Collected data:
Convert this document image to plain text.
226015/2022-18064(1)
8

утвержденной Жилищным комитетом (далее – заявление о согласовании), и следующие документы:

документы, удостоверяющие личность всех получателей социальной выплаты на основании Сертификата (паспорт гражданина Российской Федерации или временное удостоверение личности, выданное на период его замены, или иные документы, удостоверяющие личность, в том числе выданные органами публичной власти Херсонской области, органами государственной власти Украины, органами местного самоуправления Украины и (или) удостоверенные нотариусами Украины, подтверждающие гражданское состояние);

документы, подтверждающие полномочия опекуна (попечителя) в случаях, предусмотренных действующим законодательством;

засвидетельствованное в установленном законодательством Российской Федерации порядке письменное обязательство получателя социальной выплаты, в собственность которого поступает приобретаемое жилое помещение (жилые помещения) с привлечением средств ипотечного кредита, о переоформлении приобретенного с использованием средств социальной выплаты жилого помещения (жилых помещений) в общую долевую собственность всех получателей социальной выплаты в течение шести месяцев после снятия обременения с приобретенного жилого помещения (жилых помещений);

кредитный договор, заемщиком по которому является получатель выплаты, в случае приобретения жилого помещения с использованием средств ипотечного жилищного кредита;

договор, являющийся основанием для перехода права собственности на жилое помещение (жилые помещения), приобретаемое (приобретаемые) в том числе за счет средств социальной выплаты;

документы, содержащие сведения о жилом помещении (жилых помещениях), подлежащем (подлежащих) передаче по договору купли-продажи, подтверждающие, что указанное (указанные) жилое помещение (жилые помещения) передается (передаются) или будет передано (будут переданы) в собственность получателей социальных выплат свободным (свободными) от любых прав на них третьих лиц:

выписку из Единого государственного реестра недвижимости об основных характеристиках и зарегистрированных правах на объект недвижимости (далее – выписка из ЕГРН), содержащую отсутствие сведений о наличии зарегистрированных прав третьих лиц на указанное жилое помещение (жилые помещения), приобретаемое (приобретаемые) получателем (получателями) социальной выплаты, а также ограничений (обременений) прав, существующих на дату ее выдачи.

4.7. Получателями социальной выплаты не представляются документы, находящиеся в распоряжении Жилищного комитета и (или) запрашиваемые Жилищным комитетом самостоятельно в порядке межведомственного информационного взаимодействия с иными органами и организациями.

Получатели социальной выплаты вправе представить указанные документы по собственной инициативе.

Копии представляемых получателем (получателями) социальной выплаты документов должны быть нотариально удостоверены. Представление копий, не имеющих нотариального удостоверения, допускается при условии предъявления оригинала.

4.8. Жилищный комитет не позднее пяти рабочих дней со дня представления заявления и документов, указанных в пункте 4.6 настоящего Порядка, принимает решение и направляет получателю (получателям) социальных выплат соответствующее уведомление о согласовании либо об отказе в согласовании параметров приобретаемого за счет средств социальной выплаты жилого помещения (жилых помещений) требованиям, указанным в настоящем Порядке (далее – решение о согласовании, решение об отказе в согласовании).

Task description:
Extract each entry in full and write it down exactly.

Exercise output:
Convert this document image to plain text.
226015/2022-18064(1)
8

утвержденной Жилищным комитетом (далее – заявление о согласовании), и следующие документы:

документы, удостоверяющие личность всех получателей социальной выплаты на основании Сертификата (паспорт гражданина Российской Федерации или временное удостоверение личности, выданное на период его замены, или иные документы, удостоверяющие личность, в том числе выданные органами публичной власти Херсонской области, органами государственной власти Украины, органами местного самоуправления Украины и (или) удостоверенные нотариусами Украины, подтверждающие гражданское состояние);

документы, подтверждающие полномочия опекуна (попечителя) в случаях, предусмотренных действующим законодательством;

засвидетельствованное в установленном законодательством Российской Федерации порядке письменное обязательство получателя социальной выплаты, в собственность которого поступает приобретаемое жилое помещение (жилые помещения) с привлечением средств ипотечного кредита, о переоформлении приобретенного с использованием средств социальной выплаты жилого помещения (жилых помещений) в общую долевую собственность всех получателей социальной выплаты в течение шести месяцев после снятия обременения с приобретенного жилого помещения (жилых помещений);

кредитный договор, заемщиком по которому является получатель выплаты, в случае приобретения жилого помещения с использованием средств ипотечного жилищного кредита;

договор, являющийся основанием для перехода права собственности на жилое помещение (жилые помещения), приобретаемое (приобретаемые) в том числе за счет средств социальной выплаты;

документы, содержащие сведения о жилом помещении (жилых помещениях), подлежащем (подлежащих) передаче по договору купли-продажи, подтверждающие, что указанное (указанные) жилое помещение (жилые помещения) передается (передаются) или будет передано (будут переданы) в собственность получателей социальных выплат свободным (свободными) от любых прав на них третьих лиц:

выписку из Единого государственного реестра недвижимости об основных характеристиках и зарегистрированных правах на объект недвижимости (далее – выписка из ЕГРН), содержащую отсутствие сведений о наличии зарегистрированных прав третьих лиц на указанное жилое помещение (жилые помещения), приобретаемое (приобретаемые) получателем (получателями) социальной выплаты, а также ограничений (обременений) прав, существующих на дату ее выдачи.

4.7. Получателями социальной выплаты не представляются документы, находящиеся в распоряжении Жилищного комитета и (или) запрашиваемые Жилищным комитетом самостоятельно в порядке межведомственного информационного взаимодействия с иными органами и организациями.

Получатели социальной выплаты вправе представить указанные документы по собственной инициативе.

Копии представляемых получателем (получателями) социальной выплаты документов должны быть нотариально удостоверены. Представление копий, не имеющих нотариального удостоверения, допускается при условии предъявления оригинала.

4.8. Жилищный комитет не позднее пяти рабочих дней со дня представления заявления и документов, указанных в пункте 4.6 настоящего Порядка, принимает решение и направляет получателю (получателям) социальных выплат соответствующее уведомление о согласовании либо об отказе в согласовании параметров приобретаемого за счет средств социальной выплаты жилого помещения (жилых помещений) требованиям, указанным в настоящем Порядке (далее – решение о согласовании, решение об отказе в согласовании).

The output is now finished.